• _Exercise material_

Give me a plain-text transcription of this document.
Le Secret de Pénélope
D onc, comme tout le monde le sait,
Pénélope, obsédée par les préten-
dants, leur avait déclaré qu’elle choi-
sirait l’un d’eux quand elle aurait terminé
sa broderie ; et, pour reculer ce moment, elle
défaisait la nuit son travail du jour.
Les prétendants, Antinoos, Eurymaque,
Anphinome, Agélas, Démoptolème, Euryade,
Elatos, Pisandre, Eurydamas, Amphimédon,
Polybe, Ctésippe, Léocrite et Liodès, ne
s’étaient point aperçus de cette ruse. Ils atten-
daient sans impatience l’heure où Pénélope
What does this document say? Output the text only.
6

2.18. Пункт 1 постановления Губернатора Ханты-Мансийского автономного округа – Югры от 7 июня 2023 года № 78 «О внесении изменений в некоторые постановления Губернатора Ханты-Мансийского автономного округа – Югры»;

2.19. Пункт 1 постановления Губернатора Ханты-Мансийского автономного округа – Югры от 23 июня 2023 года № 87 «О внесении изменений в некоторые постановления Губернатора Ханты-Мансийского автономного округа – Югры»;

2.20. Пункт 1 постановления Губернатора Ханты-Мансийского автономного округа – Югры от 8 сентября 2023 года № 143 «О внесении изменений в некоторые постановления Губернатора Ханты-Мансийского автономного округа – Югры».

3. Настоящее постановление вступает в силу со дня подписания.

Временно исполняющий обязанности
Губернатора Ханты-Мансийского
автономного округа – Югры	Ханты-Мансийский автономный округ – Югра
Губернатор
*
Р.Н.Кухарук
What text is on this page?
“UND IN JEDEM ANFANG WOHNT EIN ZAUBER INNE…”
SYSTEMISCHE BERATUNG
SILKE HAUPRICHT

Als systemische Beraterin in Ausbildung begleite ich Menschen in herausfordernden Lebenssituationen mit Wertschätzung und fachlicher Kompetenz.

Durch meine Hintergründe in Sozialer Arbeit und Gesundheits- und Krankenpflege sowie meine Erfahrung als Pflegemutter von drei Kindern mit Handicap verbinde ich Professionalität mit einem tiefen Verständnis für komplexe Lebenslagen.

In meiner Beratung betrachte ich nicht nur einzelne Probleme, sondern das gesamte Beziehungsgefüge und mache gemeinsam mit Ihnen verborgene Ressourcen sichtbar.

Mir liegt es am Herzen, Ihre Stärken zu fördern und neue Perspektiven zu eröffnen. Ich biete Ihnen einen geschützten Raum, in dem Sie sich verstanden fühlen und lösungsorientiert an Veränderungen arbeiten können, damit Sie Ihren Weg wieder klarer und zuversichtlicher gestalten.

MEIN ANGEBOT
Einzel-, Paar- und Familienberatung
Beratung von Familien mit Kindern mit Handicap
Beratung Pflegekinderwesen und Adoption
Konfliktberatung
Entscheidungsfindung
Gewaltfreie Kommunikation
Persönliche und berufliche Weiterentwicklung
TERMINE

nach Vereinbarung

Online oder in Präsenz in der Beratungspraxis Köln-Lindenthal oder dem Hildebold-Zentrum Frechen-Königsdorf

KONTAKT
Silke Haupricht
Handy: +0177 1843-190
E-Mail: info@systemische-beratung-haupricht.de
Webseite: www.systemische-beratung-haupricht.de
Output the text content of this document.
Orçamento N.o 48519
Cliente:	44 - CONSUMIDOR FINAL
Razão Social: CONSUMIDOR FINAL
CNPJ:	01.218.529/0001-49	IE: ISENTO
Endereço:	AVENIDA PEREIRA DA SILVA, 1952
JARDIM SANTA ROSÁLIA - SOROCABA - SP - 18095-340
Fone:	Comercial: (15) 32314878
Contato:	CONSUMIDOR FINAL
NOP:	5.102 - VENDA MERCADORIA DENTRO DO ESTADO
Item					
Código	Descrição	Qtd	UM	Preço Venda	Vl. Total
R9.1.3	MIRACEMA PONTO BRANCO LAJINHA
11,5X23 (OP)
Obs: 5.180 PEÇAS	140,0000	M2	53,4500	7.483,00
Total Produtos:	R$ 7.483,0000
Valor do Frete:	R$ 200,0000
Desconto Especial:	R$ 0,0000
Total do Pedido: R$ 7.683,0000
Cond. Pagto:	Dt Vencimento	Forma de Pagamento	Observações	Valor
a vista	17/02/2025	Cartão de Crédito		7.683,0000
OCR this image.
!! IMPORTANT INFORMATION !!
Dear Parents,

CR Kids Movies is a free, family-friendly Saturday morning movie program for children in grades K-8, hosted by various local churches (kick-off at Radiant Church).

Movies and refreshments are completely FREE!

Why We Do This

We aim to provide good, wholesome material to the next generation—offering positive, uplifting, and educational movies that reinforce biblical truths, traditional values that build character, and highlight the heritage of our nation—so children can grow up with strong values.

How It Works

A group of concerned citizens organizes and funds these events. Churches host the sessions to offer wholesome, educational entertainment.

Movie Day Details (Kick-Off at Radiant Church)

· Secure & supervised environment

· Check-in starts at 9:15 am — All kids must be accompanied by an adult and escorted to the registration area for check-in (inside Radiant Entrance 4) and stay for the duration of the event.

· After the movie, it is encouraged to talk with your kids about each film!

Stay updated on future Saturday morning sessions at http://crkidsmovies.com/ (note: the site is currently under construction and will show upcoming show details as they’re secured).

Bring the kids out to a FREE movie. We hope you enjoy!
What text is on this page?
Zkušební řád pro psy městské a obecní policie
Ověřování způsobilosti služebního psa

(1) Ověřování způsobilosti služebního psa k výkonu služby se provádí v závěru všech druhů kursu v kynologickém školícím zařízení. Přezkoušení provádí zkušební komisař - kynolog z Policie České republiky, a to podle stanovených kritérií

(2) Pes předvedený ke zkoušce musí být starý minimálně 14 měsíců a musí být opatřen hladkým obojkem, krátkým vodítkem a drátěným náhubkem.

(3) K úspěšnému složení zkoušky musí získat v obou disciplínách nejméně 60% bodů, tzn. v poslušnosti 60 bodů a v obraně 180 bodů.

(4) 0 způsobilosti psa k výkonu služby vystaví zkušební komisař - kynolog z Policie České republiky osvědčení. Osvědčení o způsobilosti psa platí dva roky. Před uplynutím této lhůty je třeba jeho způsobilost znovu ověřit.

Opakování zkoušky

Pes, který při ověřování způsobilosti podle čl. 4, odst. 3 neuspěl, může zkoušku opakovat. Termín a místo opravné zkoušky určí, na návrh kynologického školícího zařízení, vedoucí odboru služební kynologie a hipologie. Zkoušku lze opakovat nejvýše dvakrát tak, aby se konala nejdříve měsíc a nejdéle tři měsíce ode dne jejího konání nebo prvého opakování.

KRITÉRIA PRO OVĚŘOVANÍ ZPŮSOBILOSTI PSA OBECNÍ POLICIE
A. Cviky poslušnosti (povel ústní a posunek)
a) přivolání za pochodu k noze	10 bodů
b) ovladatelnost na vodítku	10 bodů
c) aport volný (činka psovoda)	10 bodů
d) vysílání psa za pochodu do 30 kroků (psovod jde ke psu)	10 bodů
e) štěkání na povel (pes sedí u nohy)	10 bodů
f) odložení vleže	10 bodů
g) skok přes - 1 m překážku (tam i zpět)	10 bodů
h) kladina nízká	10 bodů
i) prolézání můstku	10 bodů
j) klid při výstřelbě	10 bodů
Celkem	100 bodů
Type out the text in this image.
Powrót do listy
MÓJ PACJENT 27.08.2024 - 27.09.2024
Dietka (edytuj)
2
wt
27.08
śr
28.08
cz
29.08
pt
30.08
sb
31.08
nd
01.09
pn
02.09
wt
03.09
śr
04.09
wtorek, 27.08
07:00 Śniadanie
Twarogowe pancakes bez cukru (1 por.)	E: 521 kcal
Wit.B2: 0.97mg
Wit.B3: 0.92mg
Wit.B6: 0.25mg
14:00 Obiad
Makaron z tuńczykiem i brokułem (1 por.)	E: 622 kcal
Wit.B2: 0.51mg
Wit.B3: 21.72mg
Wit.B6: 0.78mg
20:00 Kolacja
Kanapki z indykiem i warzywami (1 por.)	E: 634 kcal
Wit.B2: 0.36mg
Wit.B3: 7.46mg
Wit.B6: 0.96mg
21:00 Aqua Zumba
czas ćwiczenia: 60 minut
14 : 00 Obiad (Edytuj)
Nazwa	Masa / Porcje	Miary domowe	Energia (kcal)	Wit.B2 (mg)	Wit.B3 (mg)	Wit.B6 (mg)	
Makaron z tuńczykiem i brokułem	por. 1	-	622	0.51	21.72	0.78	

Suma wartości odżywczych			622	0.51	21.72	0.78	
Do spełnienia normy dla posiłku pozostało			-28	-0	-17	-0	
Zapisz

• _Exercise brief_
Above are the records. Identify each line that contains the word "with".

• _Answer for this exercise_
We aim to provide good, wholesome material to the next generation—offering positive, uplifting, and educational movies that reinforce biblical truths, traditional values that build character, and highlight the heritage of our nation—so children can grow up with strong values.
· After the movie, it is encouraged to talk with your kids about each film!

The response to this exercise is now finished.